→ Problem set
1/ Translate the sentence "If i am taking the wrong route please let me know." from the MongoDB username post into Spanish.
2/ Carry the MongoDB username post forward, beginning immediately after its final line.

→ Selected excerpt
● ● ●

Recursicely call data in a mongodb with node

I am creating a login system and i want to implement a username system automatically after registration with the user first-name and last-name. Everything is working fine but in the case if the registered user with the same first-name and last-name is already in the system i want to concatenate a incrmental number to it.
Example if : firstname:Badmus Lastname:Kabiru is in the system as badmus.kabiru and the newly registered user is also named so the new user username will be badmus.kabiru.1 the next will be badmus.kabiru.2.
My code sample are.
assignUserTrendname: function(req_username, callback){
let userNewname = fetchUserName(req_username);
let inc = 1, newlyAssignUsername;
userNewname.then((usernames) => {
console.log(req_username+" ...................... "+usernames); //The data from the database is loging out
if (usernames.atusername == null || usernames.atusername == undefined) {
newlyAssignUsername = req_username;
console.log("Assign automaticaly "+ newlyAssignUsername);
} else {
newlyAssignUsername = req_username;
console.log(`Username Result is DB: ${usernames.atusername} Req: ${newlyAssignUsername} Search ${inc}`);
if(usernames.atusername.toString() == newlyAssignUsername.toString()){
console.log("User name exit and inc is "+ inc);
inc++;
newlyAssignUsername = `${req_username}.${inc}`;
console.log("New search..."+ newlyAssignUsername);
fetchusernames(newlyAssignUsername); // These is not fetching from the database
}
newlyAssignUsername = `${req_username}.${inc}`;
}
console.log("Assigned is ......"+ newTrendname);
callback(null, newTrendname);
})
.catch((err)=> {console.log(err); throw err;});
}
function fetchUserName(trendname){
return Trender.getUserByTrendname(trendname);
}
If i am taking the wrong route please let me know.
Thanks.

● ● ●

(Element location listings)
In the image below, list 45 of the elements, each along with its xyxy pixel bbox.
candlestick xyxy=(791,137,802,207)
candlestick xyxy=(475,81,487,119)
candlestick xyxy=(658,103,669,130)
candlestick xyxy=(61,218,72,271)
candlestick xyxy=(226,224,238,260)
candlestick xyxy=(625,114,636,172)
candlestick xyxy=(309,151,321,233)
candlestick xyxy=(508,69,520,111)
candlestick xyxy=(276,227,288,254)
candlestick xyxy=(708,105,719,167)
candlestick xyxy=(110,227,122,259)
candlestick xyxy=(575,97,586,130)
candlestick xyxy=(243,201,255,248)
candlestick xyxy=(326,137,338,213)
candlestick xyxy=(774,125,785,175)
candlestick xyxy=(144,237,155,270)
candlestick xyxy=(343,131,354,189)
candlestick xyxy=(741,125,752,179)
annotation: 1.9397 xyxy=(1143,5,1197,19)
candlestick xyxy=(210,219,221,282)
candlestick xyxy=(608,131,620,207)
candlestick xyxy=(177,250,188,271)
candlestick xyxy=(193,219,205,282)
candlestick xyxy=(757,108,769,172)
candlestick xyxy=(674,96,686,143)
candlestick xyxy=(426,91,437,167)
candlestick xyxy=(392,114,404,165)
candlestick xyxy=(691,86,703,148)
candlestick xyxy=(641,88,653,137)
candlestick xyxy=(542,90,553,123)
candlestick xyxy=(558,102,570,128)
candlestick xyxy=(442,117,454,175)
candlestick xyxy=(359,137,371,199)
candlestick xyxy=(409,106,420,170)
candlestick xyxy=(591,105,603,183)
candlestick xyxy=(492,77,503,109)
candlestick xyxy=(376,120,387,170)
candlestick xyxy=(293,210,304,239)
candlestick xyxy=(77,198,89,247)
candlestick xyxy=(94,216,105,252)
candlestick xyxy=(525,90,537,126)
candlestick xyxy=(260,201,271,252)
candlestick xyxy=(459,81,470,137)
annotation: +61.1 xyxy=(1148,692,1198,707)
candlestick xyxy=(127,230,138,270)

● ● ●

→ Replies
1/ Si estoy tomando el camino equivocado, por favor, háganmelo saber.

2/
In the scenario that your.username already exists you can search your Users with a regex pattern: ((?:your\.username)\d+$). This will get all records that match: your.username{num} where {num} is any number. If your username's are formatted as your.username.123 the pattern would be: ((?:your\.username\.)\d+$).
Assuming this returns an array, existing_users, you can count the records, since you'll always be incrementing by one, which will give you your next incremented number. Pseudo code:
let inc = existing_users.length + 1;
However, in the scenario that you delete a user your count is going to be off. You would need to loop over your existing_users and extract the number at the end and only keep the largest number.
let largest_num = 0;
existing_users.forEach(user => {
let num = user.match(/\d+$/);
if ( num != null && parseInt(num[0]) > largest_num ) {
largest_num = num[0];
}
});
Then you could do the same as above: let inc = largest_num + 1 and add that to your your.username string.
I do not know what library/framework you're using to search your MongoDB so I cannot write a query and function snippet.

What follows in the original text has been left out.